Supplied records —

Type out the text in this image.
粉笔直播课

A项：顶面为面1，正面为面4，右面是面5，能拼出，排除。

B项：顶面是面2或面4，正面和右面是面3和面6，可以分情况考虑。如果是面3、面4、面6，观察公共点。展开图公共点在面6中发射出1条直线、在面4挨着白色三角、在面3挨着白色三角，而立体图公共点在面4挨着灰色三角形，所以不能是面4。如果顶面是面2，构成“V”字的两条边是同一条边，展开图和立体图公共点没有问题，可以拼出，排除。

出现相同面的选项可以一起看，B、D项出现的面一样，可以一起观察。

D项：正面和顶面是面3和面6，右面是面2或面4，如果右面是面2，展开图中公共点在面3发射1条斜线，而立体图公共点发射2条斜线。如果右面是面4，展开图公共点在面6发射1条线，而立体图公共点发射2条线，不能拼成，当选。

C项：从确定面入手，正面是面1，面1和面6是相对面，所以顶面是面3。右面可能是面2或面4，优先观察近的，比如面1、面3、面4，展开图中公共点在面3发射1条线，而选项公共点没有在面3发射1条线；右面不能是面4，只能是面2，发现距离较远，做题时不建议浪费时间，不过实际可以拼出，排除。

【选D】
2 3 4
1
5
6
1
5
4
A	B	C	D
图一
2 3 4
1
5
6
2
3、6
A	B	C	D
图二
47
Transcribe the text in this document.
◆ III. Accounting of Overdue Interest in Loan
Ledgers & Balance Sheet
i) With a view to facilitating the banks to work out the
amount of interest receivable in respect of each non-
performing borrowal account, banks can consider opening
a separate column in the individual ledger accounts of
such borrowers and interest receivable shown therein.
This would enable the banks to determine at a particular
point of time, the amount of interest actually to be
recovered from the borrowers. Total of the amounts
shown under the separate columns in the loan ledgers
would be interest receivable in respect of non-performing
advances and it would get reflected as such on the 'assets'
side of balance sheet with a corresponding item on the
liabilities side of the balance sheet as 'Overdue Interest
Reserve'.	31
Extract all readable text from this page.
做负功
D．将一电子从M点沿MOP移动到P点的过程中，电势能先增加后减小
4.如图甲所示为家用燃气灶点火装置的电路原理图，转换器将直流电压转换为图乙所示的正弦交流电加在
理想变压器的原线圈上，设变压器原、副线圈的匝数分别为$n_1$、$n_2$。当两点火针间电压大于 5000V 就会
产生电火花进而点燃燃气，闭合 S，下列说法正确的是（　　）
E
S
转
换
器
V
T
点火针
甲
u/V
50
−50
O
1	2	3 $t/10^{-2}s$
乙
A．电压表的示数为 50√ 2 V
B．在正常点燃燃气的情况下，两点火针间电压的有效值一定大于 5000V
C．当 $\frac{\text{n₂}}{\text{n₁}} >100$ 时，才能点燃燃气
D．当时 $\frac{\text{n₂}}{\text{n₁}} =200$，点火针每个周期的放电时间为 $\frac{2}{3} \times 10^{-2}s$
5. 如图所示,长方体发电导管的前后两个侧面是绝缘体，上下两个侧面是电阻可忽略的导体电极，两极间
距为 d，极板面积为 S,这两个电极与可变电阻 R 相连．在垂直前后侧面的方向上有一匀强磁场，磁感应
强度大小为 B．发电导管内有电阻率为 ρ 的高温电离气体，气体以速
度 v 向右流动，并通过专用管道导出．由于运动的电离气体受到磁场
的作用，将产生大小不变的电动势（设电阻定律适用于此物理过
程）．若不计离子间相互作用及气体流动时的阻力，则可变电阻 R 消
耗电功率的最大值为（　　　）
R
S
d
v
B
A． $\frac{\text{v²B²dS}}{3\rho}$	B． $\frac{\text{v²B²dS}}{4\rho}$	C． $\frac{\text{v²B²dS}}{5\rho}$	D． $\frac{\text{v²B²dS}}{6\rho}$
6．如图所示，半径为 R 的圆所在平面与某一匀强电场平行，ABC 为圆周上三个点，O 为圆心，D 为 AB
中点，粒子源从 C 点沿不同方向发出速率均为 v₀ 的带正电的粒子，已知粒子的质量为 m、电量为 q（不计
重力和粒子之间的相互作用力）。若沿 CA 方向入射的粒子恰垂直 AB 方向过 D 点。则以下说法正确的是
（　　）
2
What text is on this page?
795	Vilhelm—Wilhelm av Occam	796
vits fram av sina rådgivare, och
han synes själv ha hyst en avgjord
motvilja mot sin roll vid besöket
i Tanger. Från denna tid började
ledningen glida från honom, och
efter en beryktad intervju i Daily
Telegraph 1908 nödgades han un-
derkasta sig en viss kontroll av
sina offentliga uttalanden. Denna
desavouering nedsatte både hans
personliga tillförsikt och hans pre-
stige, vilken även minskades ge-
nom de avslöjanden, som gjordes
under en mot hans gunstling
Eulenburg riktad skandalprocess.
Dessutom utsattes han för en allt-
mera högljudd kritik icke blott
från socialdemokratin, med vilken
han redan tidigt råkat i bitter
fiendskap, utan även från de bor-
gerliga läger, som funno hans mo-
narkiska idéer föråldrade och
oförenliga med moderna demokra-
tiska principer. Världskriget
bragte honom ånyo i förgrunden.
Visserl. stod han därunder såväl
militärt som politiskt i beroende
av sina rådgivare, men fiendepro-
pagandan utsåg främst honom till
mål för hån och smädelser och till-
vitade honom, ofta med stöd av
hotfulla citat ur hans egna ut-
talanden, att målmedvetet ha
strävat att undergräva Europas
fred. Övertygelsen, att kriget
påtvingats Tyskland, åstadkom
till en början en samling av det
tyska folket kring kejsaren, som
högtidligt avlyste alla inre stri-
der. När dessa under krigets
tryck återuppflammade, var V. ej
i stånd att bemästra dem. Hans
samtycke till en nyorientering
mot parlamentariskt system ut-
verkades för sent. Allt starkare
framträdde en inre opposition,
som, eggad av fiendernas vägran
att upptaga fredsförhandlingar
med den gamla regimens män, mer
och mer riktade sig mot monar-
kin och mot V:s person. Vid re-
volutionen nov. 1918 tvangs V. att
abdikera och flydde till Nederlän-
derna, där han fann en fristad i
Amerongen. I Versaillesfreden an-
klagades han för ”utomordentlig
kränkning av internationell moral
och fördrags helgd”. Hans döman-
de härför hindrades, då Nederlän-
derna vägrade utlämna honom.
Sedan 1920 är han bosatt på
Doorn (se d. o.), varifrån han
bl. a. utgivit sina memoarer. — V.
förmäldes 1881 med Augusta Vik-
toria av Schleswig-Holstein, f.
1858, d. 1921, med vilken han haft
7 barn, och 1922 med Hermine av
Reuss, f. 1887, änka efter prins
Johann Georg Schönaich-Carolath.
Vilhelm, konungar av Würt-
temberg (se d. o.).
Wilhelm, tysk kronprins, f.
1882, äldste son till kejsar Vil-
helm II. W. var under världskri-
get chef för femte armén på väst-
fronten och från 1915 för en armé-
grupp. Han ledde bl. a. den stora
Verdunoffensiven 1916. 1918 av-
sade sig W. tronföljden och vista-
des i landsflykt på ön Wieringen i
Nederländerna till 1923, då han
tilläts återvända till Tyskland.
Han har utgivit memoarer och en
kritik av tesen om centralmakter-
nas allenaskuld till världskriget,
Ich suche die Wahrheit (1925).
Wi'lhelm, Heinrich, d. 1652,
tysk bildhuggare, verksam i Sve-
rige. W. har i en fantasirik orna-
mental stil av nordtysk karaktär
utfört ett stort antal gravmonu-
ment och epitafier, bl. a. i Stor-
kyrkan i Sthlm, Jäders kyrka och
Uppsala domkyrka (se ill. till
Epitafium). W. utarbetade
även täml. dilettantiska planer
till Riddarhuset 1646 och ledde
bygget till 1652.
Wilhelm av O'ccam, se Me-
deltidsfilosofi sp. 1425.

What you should do — How many of the lines in the listing above hold the word "page"? Report only that figure.

Answer to the task — 2